[start]

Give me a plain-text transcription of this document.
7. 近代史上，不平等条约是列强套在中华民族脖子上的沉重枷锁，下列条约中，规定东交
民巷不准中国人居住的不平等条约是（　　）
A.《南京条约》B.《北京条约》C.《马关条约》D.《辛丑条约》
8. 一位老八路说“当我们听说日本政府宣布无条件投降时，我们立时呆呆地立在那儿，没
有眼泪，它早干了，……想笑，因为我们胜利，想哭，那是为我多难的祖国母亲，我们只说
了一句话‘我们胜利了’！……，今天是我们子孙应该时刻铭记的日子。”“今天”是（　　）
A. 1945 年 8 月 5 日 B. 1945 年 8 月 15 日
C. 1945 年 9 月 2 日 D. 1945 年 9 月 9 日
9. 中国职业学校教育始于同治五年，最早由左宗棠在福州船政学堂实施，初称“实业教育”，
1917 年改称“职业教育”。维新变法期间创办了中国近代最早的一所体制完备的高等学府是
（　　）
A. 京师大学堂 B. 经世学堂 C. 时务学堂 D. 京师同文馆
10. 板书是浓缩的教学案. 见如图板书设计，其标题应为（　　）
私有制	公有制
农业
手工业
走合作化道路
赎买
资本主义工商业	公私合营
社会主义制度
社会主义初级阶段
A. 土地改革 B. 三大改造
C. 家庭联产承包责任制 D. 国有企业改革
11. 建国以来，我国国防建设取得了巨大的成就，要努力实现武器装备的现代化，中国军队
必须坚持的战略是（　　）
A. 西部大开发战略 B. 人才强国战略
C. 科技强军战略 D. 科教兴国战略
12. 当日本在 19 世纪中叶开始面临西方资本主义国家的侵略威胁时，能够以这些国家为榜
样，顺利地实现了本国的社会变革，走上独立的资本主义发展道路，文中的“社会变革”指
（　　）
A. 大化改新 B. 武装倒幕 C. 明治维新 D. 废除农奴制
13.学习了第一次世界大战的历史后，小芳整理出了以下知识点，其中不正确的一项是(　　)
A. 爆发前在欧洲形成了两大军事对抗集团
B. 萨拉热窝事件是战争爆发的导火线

[end]

**GIVEN EXERCISE**: Restate every entry word for word.

**FINAL ANSWER**:
Give me a plain-text transcription of this document.
7. 近代史上，不平等条约是列强套在中华民族脖子上的沉重枷锁，下列条约中，规定东交
民巷不准中国人居住的不平等条约是（　　）
A.《南京条约》B.《北京条约》C.《马关条约》D.《辛丑条约》
8. 一位老八路说“当我们听说日本政府宣布无条件投降时，我们立时呆呆地立在那儿，没
有眼泪，它早干了，……想笑，因为我们胜利，想哭，那是为我多难的祖国母亲，我们只说
了一句话‘我们胜利了’！……，今天是我们子孙应该时刻铭记的日子。”“今天”是（　　）
A. 1945 年 8 月 5 日 B. 1945 年 8 月 15 日
C. 1945 年 9 月 2 日 D. 1945 年 9 月 9 日
9. 中国职业学校教育始于同治五年，最早由左宗棠在福州船政学堂实施，初称“实业教育”，
1917 年改称“职业教育”。维新变法期间创办了中国近代最早的一所体制完备的高等学府是
（　　）
A. 京师大学堂 B. 经世学堂 C. 时务学堂 D. 京师同文馆
10. 板书是浓缩的教学案. 见如图板书设计，其标题应为（　　）
私有制	公有制
农业
手工业
走合作化道路
赎买
资本主义工商业	公私合营
社会主义制度
社会主义初级阶段
A. 土地改革 B. 三大改造
C. 家庭联产承包责任制 D. 国有企业改革
11. 建国以来，我国国防建设取得了巨大的成就，要努力实现武器装备的现代化，中国军队
必须坚持的战略是（　　）
A. 西部大开发战略 B. 人才强国战略
C. 科技强军战略 D. 科教兴国战略
12. 当日本在 19 世纪中叶开始面临西方资本主义国家的侵略威胁时，能够以这些国家为榜
样，顺利地实现了本国的社会变革，走上独立的资本主义发展道路，文中的“社会变革”指
（　　）
A. 大化改新 B. 武装倒幕 C. 明治维新 D. 废除农奴制
13.学习了第一次世界大战的历史后，小芳整理出了以下知识点，其中不正确的一项是(　　)
A. 爆发前在欧洲形成了两大军事对抗集团
B. 萨拉热窝事件是战争爆发的导火线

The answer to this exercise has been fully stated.